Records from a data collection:
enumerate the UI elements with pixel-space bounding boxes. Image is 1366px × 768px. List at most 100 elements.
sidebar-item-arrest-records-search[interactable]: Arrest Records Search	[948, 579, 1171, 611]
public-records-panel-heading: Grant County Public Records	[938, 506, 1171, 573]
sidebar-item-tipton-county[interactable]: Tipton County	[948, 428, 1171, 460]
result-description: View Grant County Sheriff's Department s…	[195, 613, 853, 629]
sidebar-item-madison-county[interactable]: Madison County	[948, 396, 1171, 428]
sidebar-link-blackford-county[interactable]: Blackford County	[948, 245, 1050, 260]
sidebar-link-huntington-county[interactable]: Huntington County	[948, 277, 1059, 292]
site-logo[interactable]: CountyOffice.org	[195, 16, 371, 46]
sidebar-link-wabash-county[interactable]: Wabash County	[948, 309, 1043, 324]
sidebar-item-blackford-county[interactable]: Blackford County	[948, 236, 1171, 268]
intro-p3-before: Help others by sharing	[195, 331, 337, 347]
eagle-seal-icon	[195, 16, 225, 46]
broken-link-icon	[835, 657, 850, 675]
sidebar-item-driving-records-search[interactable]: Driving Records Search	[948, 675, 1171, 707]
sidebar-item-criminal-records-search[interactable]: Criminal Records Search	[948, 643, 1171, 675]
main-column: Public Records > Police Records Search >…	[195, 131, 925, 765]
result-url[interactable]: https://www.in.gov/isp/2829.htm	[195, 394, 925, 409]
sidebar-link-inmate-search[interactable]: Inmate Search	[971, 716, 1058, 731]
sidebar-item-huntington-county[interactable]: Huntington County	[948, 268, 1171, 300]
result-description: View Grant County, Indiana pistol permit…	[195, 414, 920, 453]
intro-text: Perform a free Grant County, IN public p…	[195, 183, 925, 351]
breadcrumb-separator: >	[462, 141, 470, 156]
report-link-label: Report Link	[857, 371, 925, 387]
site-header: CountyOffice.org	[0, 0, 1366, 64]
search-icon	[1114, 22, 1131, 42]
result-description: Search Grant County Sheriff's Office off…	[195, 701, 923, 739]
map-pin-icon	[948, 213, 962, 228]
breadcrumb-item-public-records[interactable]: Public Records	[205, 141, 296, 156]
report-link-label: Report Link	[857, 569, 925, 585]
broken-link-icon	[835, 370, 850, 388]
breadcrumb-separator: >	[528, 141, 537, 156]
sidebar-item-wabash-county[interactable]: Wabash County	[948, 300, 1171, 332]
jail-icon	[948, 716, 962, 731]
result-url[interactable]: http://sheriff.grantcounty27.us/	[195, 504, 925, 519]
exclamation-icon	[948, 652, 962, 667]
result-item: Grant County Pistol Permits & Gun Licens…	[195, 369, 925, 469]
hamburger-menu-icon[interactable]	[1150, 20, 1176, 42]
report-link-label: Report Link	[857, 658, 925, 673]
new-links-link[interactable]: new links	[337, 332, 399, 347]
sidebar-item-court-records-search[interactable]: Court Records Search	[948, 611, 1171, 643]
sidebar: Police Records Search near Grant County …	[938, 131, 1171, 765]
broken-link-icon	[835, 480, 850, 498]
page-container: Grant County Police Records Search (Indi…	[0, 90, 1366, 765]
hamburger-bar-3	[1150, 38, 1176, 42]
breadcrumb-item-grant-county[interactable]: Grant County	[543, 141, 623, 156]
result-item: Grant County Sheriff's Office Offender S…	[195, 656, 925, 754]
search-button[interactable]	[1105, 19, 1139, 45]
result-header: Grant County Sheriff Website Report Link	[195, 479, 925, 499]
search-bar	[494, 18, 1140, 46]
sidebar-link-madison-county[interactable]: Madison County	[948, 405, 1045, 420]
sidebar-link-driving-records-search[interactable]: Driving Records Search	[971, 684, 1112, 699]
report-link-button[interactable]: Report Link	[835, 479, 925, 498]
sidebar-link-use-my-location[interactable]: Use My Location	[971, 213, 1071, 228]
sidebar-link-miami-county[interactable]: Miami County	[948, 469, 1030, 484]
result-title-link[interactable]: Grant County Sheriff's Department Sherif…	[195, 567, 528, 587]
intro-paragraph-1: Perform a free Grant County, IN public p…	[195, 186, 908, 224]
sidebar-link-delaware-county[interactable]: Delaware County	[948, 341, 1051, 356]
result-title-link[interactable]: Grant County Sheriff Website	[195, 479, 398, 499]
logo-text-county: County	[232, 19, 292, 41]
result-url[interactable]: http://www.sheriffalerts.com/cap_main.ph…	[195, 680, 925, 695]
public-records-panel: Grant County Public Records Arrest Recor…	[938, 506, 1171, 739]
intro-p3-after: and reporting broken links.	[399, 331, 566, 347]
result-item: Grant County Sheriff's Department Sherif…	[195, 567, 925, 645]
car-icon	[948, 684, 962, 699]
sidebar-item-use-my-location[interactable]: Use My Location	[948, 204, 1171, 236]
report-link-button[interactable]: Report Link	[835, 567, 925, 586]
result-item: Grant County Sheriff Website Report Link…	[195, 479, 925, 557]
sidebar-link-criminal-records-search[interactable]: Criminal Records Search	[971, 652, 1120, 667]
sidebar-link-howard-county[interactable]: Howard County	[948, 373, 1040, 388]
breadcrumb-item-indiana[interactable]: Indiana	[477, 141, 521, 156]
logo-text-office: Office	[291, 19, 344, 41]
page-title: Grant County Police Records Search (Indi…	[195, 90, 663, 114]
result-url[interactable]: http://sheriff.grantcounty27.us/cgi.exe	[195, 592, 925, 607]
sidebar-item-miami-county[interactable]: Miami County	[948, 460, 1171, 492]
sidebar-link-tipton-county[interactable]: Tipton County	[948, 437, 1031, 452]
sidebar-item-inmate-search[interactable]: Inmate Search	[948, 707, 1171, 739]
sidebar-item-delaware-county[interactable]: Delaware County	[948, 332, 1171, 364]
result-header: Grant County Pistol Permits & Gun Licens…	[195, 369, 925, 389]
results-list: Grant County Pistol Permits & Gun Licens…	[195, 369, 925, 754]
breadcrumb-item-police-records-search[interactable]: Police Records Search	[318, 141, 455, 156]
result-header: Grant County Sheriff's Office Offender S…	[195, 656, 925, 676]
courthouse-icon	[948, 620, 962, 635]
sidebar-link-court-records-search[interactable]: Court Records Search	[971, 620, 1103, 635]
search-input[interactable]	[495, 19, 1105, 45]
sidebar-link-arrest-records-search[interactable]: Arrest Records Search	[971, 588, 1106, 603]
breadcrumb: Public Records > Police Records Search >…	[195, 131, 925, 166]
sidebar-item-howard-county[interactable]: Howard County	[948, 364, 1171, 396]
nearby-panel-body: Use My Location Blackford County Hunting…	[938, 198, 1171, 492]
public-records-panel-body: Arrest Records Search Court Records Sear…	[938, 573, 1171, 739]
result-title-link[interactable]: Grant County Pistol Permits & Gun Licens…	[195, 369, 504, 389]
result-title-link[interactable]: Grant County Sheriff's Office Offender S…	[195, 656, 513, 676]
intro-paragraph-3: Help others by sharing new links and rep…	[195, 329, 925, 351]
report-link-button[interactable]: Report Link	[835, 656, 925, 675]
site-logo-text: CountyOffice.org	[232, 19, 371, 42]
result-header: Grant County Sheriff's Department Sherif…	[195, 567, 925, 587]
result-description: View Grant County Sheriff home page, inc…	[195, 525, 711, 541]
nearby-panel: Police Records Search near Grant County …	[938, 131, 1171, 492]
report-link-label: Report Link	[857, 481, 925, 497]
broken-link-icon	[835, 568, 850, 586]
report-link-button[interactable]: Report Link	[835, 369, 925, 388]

■ Given request
Copy out every line of the records above word for word.

■ Output of the task
enumerate the UI elements with pixel-space bounding boxes. Image is 1366px × 768px. List at most 100 elements.
sidebar-item-arrest-records-search[interactable]: Arrest Records Search	[948, 579, 1171, 611]
public-records-panel-heading: Grant County Public Records	[938, 506, 1171, 573]
sidebar-item-tipton-county[interactable]: Tipton County	[948, 428, 1171, 460]
result-description: View Grant County Sheriff's Department s…	[195, 613, 853, 629]
sidebar-item-madison-county[interactable]: Madison County	[948, 396, 1171, 428]
sidebar-link-blackford-county[interactable]: Blackford County	[948, 245, 1050, 260]
sidebar-link-huntington-county[interactable]: Huntington County	[948, 277, 1059, 292]
site-logo[interactable]: CountyOffice.org	[195, 16, 371, 46]
sidebar-link-wabash-county[interactable]: Wabash County	[948, 309, 1043, 324]
sidebar-item-blackford-county[interactable]: Blackford County	[948, 236, 1171, 268]
intro-p3-before: Help others by sharing	[195, 331, 337, 347]
eagle-seal-icon	[195, 16, 225, 46]
broken-link-icon	[835, 657, 850, 675]
sidebar-item-driving-records-search[interactable]: Driving Records Search	[948, 675, 1171, 707]
sidebar-item-criminal-records-search[interactable]: Criminal Records Search	[948, 643, 1171, 675]
main-column: Public Records > Police Records Search >…	[195, 131, 925, 765]
result-url[interactable]: https://www.in.gov/isp/2829.htm	[195, 394, 925, 409]
sidebar-link-inmate-search[interactable]: Inmate Search	[971, 716, 1058, 731]
sidebar-item-huntington-county[interactable]: Huntington County	[948, 268, 1171, 300]
result-description: View Grant County, Indiana pistol permit…	[195, 414, 920, 453]
intro-text: Perform a free Grant County, IN public p…	[195, 183, 925, 351]
breadcrumb-separator: >	[462, 141, 470, 156]
report-link-label: Report Link	[857, 371, 925, 387]
site-header: CountyOffice.org	[0, 0, 1366, 64]
search-icon	[1114, 22, 1131, 42]
result-description: Search Grant County Sheriff's Office off…	[195, 701, 923, 739]
map-pin-icon	[948, 213, 962, 228]
breadcrumb-item-public-records[interactable]: Public Records	[205, 141, 296, 156]
report-link-label: Report Link	[857, 569, 925, 585]
broken-link-icon	[835, 370, 850, 388]
breadcrumb-separator: >	[528, 141, 537, 156]
sidebar-item-wabash-county[interactable]: Wabash County	[948, 300, 1171, 332]
jail-icon	[948, 716, 962, 731]
result-url[interactable]: http://sheriff.grantcounty27.us/	[195, 504, 925, 519]
exclamation-icon	[948, 652, 962, 667]
result-item: Grant County Pistol Permits & Gun Licens…	[195, 369, 925, 469]
hamburger-menu-icon[interactable]	[1150, 20, 1176, 42]
report-link-label: Report Link	[857, 658, 925, 673]
new-links-link[interactable]: new links	[337, 332, 399, 347]
sidebar-item-court-records-search[interactable]: Court Records Search	[948, 611, 1171, 643]
sidebar: Police Records Search near Grant County …	[938, 131, 1171, 765]
broken-link-icon	[835, 480, 850, 498]
page-container: Grant County Police Records Search (Indi…	[0, 90, 1366, 765]
hamburger-bar-3	[1150, 38, 1176, 42]
breadcrumb-item-grant-county[interactable]: Grant County	[543, 141, 623, 156]
result-item: Grant County Sheriff's Office Offender S…	[195, 656, 925, 754]
search-button[interactable]	[1105, 19, 1139, 45]
result-header: Grant County Sheriff Website Report Link	[195, 479, 925, 499]
search-bar	[494, 18, 1140, 46]
sidebar-link-madison-county[interactable]: Madison County	[948, 405, 1045, 420]
sidebar-link-driving-records-search[interactable]: Driving Records Search	[971, 684, 1112, 699]
report-link-button[interactable]: Report Link	[835, 479, 925, 498]
sidebar-link-use-my-location[interactable]: Use My Location	[971, 213, 1071, 228]
sidebar-link-miami-county[interactable]: Miami County	[948, 469, 1030, 484]
result-title-link[interactable]: Grant County Sheriff's Department Sherif…	[195, 567, 528, 587]
intro-paragraph-1: Perform a free Grant County, IN public p…	[195, 186, 908, 224]
sidebar-link-delaware-county[interactable]: Delaware County	[948, 341, 1051, 356]
result-title-link[interactable]: Grant County Sheriff Website	[195, 479, 398, 499]
logo-text-county: County	[232, 19, 292, 41]
result-url[interactable]: http://www.sheriffalerts.com/cap_main.ph…	[195, 680, 925, 695]
public-records-panel: Grant County Public Records Arrest Recor…	[938, 506, 1171, 739]
intro-p3-after: and reporting broken links.	[399, 331, 566, 347]
result-item: Grant County Sheriff's Department Sherif…	[195, 567, 925, 645]
car-icon	[948, 684, 962, 699]
sidebar-item-use-my-location[interactable]: Use My Location	[948, 204, 1171, 236]
report-link-button[interactable]: Report Link	[835, 567, 925, 586]
result-item: Grant County Sheriff Website Report Link…	[195, 479, 925, 557]
sidebar-link-criminal-records-search[interactable]: Criminal Records Search	[971, 652, 1120, 667]
sidebar-link-howard-county[interactable]: Howard County	[948, 373, 1040, 388]
breadcrumb-item-indiana[interactable]: Indiana	[477, 141, 521, 156]
logo-text-office: Office	[291, 19, 344, 41]
page-title: Grant County Police Records Search (Indi…	[195, 90, 663, 114]
result-url[interactable]: http://sheriff.grantcounty27.us/cgi.exe	[195, 592, 925, 607]
sidebar-item-miami-county[interactable]: Miami County	[948, 460, 1171, 492]
sidebar-link-tipton-county[interactable]: Tipton County	[948, 437, 1031, 452]
sidebar-item-inmate-search[interactable]: Inmate Search	[948, 707, 1171, 739]
sidebar-item-delaware-county[interactable]: Delaware County	[948, 332, 1171, 364]
result-header: Grant County Pistol Permits & Gun Licens…	[195, 369, 925, 389]
results-list: Grant County Pistol Permits & Gun Licens…	[195, 369, 925, 754]
breadcrumb-item-police-records-search[interactable]: Police Records Search	[318, 141, 455, 156]
result-header: Grant County Sheriff's Office Offender S…	[195, 656, 925, 676]
courthouse-icon	[948, 620, 962, 635]
sidebar-link-court-records-search[interactable]: Court Records Search	[971, 620, 1103, 635]
search-input[interactable]	[495, 19, 1105, 45]
sidebar-link-arrest-records-search[interactable]: Arrest Records Search	[971, 588, 1106, 603]
breadcrumb: Public Records > Police Records Search >…	[195, 131, 925, 166]
sidebar-item-howard-county[interactable]: Howard County	[948, 364, 1171, 396]
nearby-panel-body: Use My Location Blackford County Hunting…	[938, 198, 1171, 492]
public-records-panel-body: Arrest Records Search Court Records Sear…	[938, 573, 1171, 739]
result-title-link[interactable]: Grant County Pistol Permits & Gun Licens…	[195, 369, 504, 389]
result-title-link[interactable]: Grant County Sheriff's Office Offender S…	[195, 656, 513, 676]
intro-paragraph-3: Help others by sharing new links and rep…	[195, 329, 925, 351]
report-link-button[interactable]: Report Link	[835, 656, 925, 675]
site-logo-text: CountyOffice.org	[232, 19, 371, 42]
result-header: Grant County Sheriff's Department Sherif…	[195, 567, 925, 587]
result-description: View Grant County Sheriff home page, inc…	[195, 525, 711, 541]
nearby-panel: Police Records Search near Grant County …	[938, 131, 1171, 492]
report-link-label: Report Link	[857, 481, 925, 497]
broken-link-icon	[835, 568, 850, 586]
report-link-button[interactable]: Report Link	[835, 369, 925, 388]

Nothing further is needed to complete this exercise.